## begin MATERIAL TO PROCESS

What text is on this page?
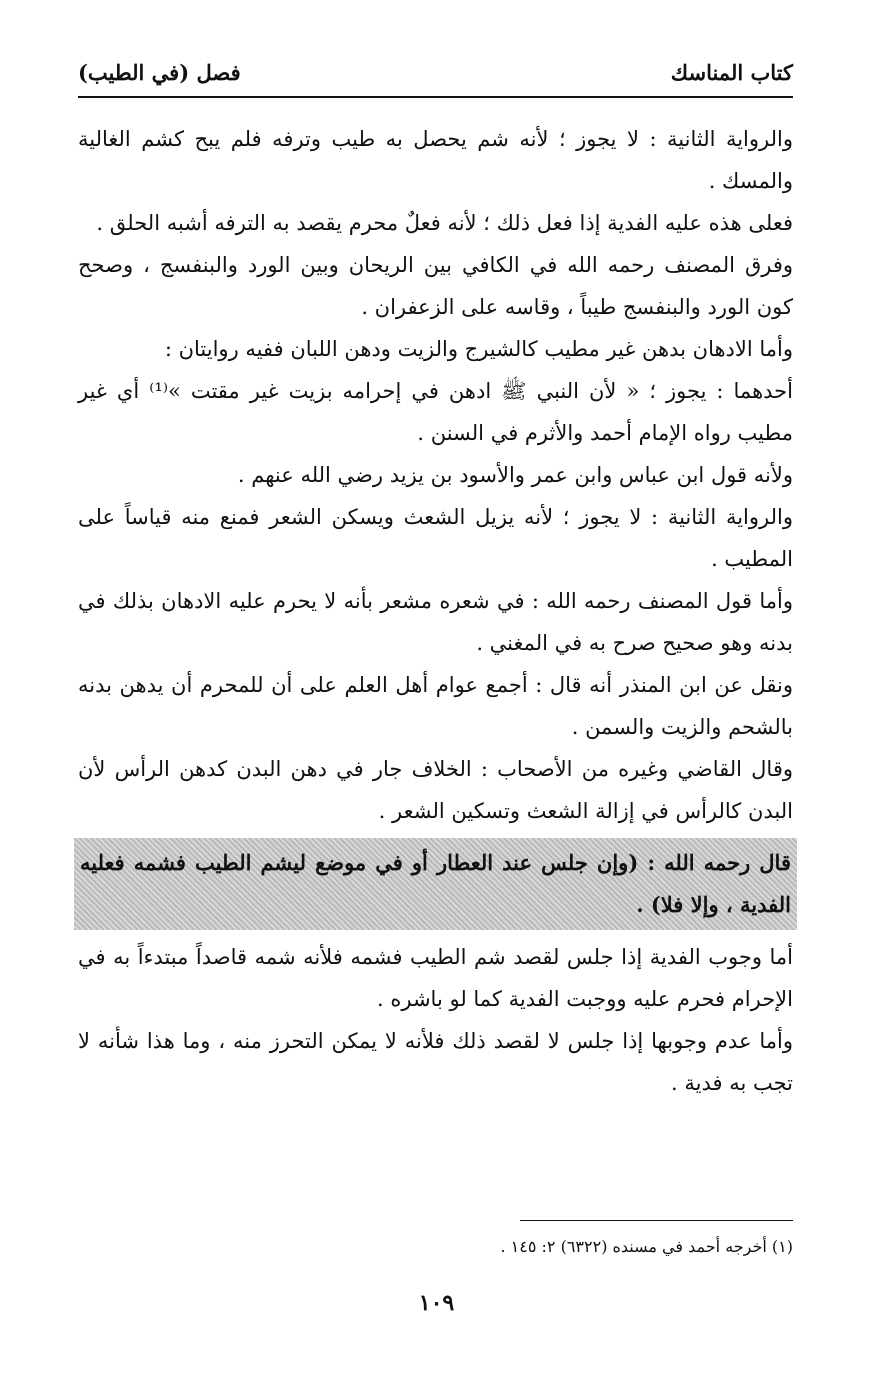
كتاب المناسك
فصل (في الطيب)

والرواية الثانية : لا يجوز ؛ لأنه شم يحصل به طيب وترفه فلم يبح كشم الغالية والمسك .

فعلى هذه عليه الفدية إذا فعل ذلك ؛ لأنه فعلٌ محرم يقصد به الترفه أشبه الحلق .

وفرق المصنف رحمه الله في الكافي بين الريحان وبين الورد والبنفسج ، وصحح كون الورد والبنفسج طيباً ، وقاسه على الزعفران .

وأما الادهان بدهن غير مطيب كالشيرج والزيت ودهن اللبان ففيه روايتان :

أحدهما : يجوز ؛ « لأن النبي ﷺ ادهن في إحرامه بزيت غير مقتت »⁽¹⁾ أي غير مطيب رواه الإمام أحمد والأثرم في السنن .

ولأنه قول ابن عباس وابن عمر والأسود بن يزيد رضي الله عنهم .

والرواية الثانية : لا يجوز ؛ لأنه يزيل الشعث ويسكن الشعر فمنع منه قياساً على المطيب .

وأما قول المصنف رحمه الله : في شعره مشعر بأنه لا يحرم عليه الادهان بذلك في بدنه وهو صحيح صرح به في المغني .

ونقل عن ابن المنذر أنه قال : أجمع عوام أهل العلم على أن للمحرم أن يدهن بدنه بالشحم والزيت والسمن .

وقال القاضي وغيره من الأصحاب : الخلاف جار في دهن البدن كدهن الرأس لأن البدن كالرأس في إزالة الشعث وتسكين الشعر .

قال رحمه الله : (وإن جلس عند العطار أو في موضع ليشم الطيب فشمه فعليه الفدية ، وإلا فلا) .

أما وجوب الفدية إذا جلس لقصد شم الطيب فشمه فلأنه شمه قاصداً مبتدءاً به في الإحرام فحرم عليه ووجبت الفدية كما لو باشره .

وأما عدم وجوبها إذا جلس لا لقصد ذلك فلأنه لا يمكن التحرز منه ، وما هذا شأنه لا تجب به فدية .

(١) أخرجه أحمد في مسنده (٦٣٢٢) ٢: ١٤٥ .
١٠٩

## end MATERIAL TO PROCESS

_WHAT TO PRODUCE_. Copy each line containing the word "الطيب" from the data.

_RESULT OF THE EXERCISE_.
فصل (في الطيب)
قال رحمه الله : (وإن جلس عند العطار أو في موضع ليشم الطيب فشمه فعليه الفدية ، وإلا فلا) .
أما وجوب الفدية إذا جلس لقصد شم الطيب فشمه فلأنه شمه قاصداً مبتدءاً به في الإحرام فحرم عليه ووجبت الفدية كما لو باشره .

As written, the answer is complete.